§ **PROBLEM TO WORK ON**: Using the listing below, select the lines with the word "view" and copy them.

§ **SOURCE RECORDS**:
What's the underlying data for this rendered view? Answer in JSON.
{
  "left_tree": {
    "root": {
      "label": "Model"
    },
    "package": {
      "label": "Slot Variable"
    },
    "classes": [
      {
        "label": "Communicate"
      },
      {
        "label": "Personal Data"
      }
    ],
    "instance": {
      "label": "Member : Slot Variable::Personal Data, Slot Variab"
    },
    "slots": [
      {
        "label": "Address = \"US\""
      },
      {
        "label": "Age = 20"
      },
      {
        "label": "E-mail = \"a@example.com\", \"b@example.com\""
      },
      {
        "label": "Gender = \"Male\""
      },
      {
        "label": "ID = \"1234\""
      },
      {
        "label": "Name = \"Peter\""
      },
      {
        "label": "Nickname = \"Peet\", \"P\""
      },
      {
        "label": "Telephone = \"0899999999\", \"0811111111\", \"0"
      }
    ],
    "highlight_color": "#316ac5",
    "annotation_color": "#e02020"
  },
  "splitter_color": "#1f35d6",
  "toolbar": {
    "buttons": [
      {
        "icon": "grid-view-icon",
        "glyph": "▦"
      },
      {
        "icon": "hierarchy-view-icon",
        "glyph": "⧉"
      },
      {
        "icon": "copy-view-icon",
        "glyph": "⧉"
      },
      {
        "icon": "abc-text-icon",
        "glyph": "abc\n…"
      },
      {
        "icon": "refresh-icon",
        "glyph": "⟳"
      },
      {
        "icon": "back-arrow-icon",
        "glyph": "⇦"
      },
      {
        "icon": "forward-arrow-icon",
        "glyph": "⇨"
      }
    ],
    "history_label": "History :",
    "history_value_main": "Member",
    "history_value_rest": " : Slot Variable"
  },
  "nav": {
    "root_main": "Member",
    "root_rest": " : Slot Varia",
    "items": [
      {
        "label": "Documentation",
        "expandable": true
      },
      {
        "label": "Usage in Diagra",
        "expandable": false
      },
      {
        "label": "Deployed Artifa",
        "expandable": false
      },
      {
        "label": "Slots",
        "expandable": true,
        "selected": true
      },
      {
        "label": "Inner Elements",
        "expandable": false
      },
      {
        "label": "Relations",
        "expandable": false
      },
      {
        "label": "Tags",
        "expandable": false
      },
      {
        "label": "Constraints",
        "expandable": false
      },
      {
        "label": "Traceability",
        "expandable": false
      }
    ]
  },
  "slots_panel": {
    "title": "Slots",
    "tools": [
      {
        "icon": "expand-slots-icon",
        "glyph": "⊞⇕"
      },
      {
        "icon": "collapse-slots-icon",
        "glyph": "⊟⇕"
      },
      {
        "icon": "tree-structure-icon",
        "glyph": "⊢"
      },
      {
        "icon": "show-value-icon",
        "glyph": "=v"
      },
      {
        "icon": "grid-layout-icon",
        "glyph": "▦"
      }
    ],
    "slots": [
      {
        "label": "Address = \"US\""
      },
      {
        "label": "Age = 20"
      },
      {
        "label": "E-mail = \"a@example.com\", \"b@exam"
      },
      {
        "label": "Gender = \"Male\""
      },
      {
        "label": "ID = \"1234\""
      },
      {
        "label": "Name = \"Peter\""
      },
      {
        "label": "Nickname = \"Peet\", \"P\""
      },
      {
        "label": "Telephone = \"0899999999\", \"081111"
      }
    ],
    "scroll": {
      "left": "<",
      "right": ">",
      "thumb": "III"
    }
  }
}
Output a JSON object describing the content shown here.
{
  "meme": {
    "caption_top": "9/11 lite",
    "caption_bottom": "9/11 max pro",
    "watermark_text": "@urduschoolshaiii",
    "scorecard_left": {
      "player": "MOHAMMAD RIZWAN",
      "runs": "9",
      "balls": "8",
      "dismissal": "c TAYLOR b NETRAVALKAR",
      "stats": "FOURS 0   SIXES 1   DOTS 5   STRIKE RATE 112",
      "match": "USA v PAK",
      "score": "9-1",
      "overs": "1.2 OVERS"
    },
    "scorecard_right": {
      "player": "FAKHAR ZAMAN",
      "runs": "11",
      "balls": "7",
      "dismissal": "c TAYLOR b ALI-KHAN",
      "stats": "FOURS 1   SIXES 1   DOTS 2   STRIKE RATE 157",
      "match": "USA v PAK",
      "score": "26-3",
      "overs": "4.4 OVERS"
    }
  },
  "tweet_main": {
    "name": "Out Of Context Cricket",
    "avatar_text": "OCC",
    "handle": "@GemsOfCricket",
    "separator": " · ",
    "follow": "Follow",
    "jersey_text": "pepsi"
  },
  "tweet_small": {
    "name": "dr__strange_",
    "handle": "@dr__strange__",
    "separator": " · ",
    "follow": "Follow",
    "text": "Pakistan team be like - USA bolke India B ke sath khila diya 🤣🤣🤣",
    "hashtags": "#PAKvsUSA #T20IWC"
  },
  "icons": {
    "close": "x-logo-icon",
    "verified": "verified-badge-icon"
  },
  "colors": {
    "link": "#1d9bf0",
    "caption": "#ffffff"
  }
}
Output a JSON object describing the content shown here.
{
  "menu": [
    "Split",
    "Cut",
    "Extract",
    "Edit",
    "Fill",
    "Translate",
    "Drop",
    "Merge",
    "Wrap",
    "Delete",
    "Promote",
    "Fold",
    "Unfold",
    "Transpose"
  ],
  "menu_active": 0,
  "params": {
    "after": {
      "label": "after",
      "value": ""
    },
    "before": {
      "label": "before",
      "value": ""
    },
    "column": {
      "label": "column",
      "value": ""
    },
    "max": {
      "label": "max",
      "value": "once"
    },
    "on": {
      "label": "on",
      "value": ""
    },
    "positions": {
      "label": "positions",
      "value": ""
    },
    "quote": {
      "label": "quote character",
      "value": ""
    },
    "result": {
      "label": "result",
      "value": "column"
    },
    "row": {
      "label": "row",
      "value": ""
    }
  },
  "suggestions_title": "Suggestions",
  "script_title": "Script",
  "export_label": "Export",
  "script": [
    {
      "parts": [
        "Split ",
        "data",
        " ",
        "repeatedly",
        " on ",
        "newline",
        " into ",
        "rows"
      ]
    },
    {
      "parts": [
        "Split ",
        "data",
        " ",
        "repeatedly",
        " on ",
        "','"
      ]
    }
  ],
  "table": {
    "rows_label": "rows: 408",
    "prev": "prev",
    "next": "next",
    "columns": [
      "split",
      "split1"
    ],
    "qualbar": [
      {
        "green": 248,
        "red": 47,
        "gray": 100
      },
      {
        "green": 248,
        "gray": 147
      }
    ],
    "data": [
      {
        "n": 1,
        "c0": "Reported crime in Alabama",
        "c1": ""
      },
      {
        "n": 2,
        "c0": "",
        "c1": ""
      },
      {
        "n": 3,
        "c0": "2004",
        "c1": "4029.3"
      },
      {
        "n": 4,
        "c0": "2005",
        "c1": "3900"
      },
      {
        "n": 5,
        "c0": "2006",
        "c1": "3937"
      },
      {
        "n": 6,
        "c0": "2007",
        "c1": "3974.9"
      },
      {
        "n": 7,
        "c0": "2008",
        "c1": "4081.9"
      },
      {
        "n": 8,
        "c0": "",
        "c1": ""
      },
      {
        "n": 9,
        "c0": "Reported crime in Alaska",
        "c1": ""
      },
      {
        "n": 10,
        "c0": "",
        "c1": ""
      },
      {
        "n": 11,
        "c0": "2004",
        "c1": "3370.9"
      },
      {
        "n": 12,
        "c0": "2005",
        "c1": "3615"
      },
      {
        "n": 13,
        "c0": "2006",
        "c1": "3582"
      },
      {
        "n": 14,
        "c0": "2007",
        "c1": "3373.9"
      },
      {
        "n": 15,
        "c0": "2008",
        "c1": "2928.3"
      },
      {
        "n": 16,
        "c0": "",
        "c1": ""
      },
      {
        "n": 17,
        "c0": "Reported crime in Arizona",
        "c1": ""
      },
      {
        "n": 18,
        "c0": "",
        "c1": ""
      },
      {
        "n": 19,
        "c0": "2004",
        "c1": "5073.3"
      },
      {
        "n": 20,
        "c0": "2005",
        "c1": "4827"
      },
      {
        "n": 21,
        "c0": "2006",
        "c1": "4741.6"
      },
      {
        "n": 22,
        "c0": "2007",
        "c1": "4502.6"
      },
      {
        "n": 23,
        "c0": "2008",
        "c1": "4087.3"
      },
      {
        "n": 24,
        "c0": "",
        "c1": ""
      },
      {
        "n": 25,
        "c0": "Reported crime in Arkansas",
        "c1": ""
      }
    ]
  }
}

§ **CORRECT OUTPUT**:
What's the underlying data for this rendered view? Answer in JSON.
        "icon": "grid-view-icon",
        "icon": "hierarchy-view-icon",
        "icon": "copy-view-icon",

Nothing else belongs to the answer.